## PROBLEM:
Return every line in the entries below where the word "renovering" shows up.

(Text content records for pages)
▬▬▬

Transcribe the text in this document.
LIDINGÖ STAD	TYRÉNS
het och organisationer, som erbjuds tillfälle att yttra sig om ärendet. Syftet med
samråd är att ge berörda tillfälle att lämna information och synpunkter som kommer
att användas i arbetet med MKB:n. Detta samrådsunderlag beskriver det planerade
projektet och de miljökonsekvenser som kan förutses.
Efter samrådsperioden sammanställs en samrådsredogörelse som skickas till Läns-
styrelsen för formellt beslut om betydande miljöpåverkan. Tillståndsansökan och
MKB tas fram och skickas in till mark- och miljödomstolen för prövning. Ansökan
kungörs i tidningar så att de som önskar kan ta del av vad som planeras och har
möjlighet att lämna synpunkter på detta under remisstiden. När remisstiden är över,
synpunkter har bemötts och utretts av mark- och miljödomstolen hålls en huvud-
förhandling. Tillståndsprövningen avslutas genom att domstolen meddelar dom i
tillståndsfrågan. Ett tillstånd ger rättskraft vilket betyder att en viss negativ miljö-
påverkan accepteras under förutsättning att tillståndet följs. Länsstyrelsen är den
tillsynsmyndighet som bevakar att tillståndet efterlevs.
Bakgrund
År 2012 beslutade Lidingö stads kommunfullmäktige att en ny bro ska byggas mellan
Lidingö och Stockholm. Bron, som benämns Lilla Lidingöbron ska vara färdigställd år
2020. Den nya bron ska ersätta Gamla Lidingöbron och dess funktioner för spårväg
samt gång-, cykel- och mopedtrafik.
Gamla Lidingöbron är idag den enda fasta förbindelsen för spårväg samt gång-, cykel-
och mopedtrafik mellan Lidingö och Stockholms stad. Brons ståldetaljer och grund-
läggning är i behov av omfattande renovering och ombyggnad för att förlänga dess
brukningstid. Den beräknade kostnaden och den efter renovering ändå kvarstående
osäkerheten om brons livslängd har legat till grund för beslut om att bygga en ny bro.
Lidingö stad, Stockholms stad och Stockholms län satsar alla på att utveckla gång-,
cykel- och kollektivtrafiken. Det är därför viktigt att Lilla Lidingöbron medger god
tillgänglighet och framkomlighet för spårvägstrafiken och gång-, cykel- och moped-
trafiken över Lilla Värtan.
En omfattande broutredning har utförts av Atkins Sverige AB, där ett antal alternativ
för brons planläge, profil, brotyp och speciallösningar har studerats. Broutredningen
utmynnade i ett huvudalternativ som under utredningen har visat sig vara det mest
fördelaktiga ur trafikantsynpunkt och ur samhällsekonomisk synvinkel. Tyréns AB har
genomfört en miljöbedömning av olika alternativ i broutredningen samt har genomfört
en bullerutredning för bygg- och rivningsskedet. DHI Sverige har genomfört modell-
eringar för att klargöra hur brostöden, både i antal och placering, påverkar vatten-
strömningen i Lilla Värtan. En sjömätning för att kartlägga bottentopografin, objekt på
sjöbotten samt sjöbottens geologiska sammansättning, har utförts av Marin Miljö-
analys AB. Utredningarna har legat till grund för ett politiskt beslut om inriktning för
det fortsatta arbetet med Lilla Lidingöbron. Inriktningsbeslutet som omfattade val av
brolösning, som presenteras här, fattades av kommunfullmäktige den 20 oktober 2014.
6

▬▬▬

## TASK ANSWER:
läggning är i behov av omfattande renovering och ombyggnad för att förlänga dess
brukningstid. Den beräknade kostnaden och den efter renovering ändå kvarstående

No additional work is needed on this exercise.